» **What the exercise asks**:
Transcribe the records that follow. Keep every word exactly, and drop the pictures.

Dataset entries:
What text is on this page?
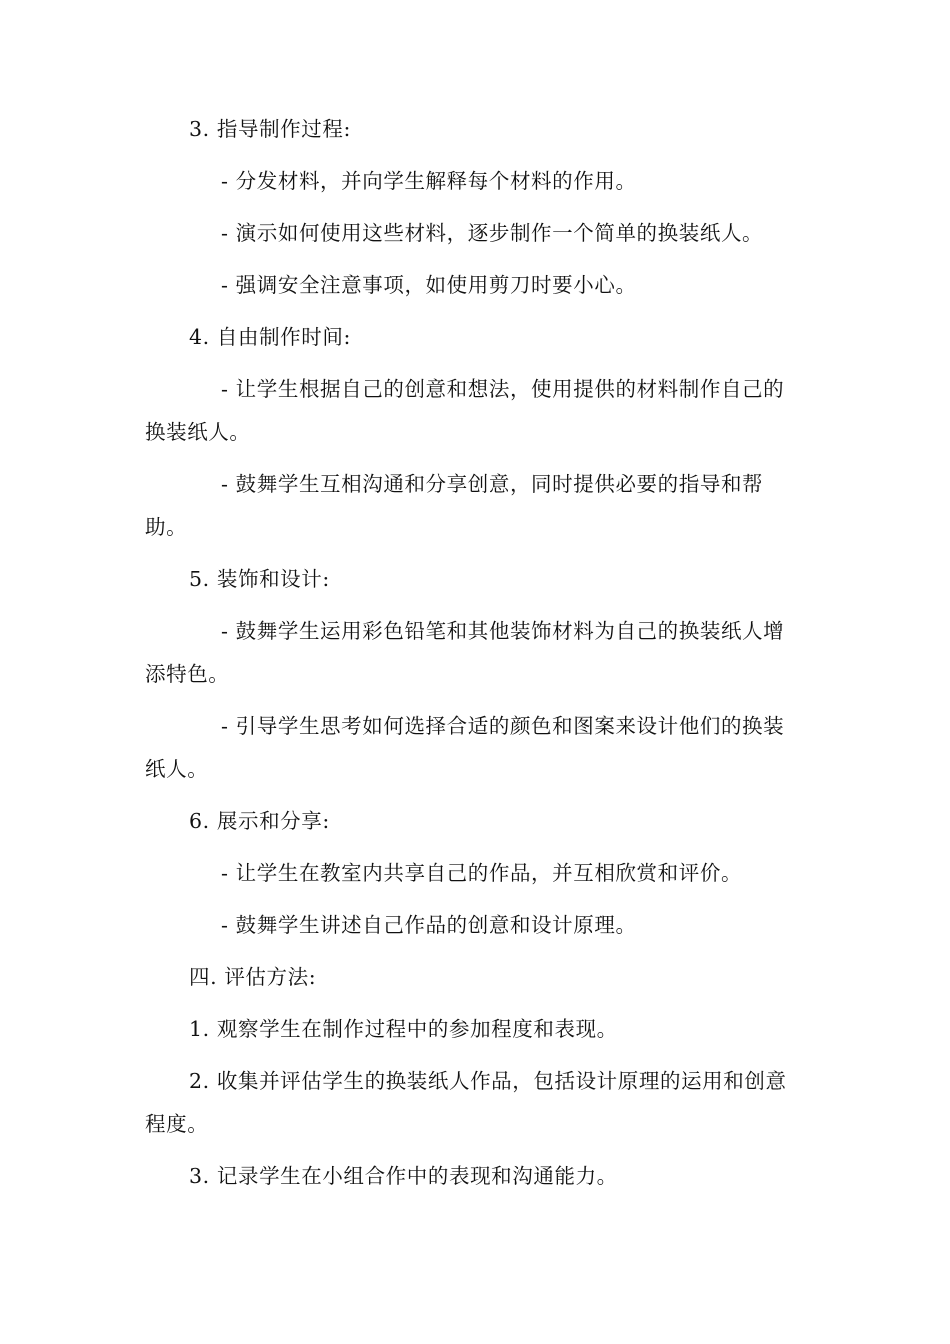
3. 指导制作过程:

- 分发材料，并向学生解释每个材料的作用。

- 演示如何使用这些材料，逐步制作一个简单的换装纸人。

- 强调安全注意事项，如使用剪刀时要小心。

4. 自由制作时间:

- 让学生根据自己的创意和想法，使用提供的材料制作自己的换装纸人。

- 鼓舞学生互相沟通和分享创意，同时提供必要的指导和帮助。

5. 装饰和设计:

- 鼓舞学生运用彩色铅笔和其他装饰材料为自己的换装纸人增添特色。

- 引导学生思考如何选择合适的颜色和图案来设计他们的换装纸人。

6. 展示和分享:

- 让学生在教室内共享自己的作品，并互相欣赏和评价。

- 鼓舞学生讲述自己作品的创意和设计原理。

四. 评估方法:

1. 观察学生在制作过程中的参加程度和表现。

2. 收集并评估学生的换装纸人作品，包括设计原理的运用和创意程度。

3. 记录学生在小组合作中的表现和沟通能力。
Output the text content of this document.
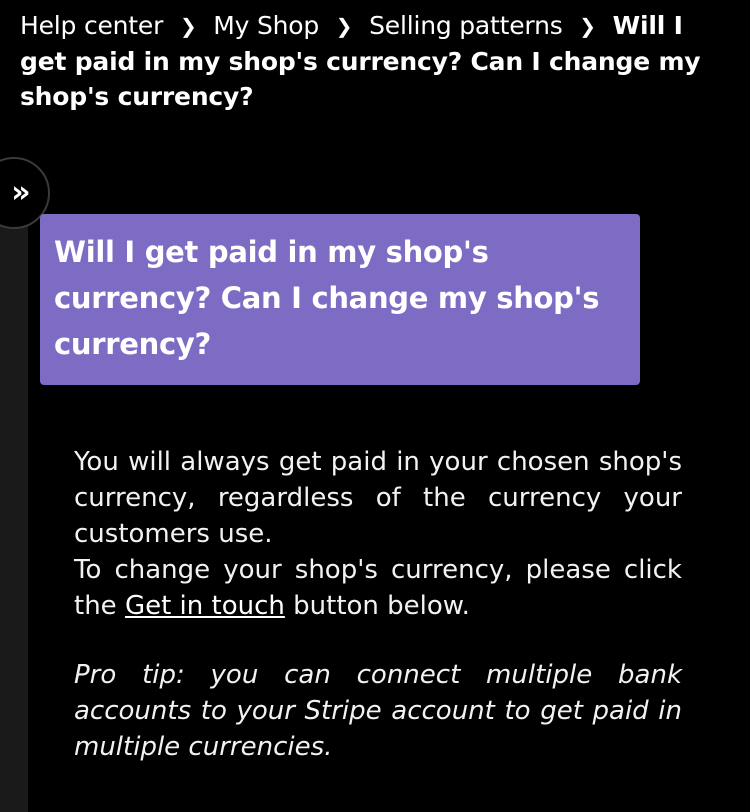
Help center ❯ My Shop ❯ Selling patterns ❯ Will I get paid in my shop's currency? Can I change my shop's currency?
»
Will I get paid in my shop's currency? Can I change my shop's currency?

You will always get paid in your chosen shop's currency, regardless of the currency your customers use.

To change your shop's currency, please click the Get in touch button below.

Pro tip: you can connect multiple bank accounts to your Stripe account to get paid in multiple currencies.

» **Response to this task**:
What text is on this page?
3. 指导制作过程:

- 分发材料，并向学生解释每个材料的作用。

- 演示如何使用这些材料，逐步制作一个简单的换装纸人。

- 强调安全注意事项，如使用剪刀时要小心。

4. 自由制作时间:

- 让学生根据自己的创意和想法，使用提供的材料制作自己的换装纸人。

- 鼓舞学生互相沟通和分享创意，同时提供必要的指导和帮助。

5. 装饰和设计:

- 鼓舞学生运用彩色铅笔和其他装饰材料为自己的换装纸人增添特色。

- 引导学生思考如何选择合适的颜色和图案来设计他们的换装纸人。

6. 展示和分享:

- 让学生在教室内共享自己的作品，并互相欣赏和评价。

- 鼓舞学生讲述自己作品的创意和设计原理。

四. 评估方法:

1. 观察学生在制作过程中的参加程度和表现。

2. 收集并评估学生的换装纸人作品，包括设计原理的运用和创意程度。

3. 记录学生在小组合作中的表现和沟通能力。
Output the text content of this document.
Help center ❯ My Shop ❯ Selling patterns ❯ Will I get paid in my shop's currency? Can I change my shop's currency?
»
Will I get paid in my shop's currency? Can I change my shop's currency?

You will always get paid in your chosen shop's currency, regardless of the currency your customers use.

To change your shop's currency, please click the Get in touch button below.

Pro tip: you can connect multiple bank accounts to your Stripe account to get paid in multiple currencies.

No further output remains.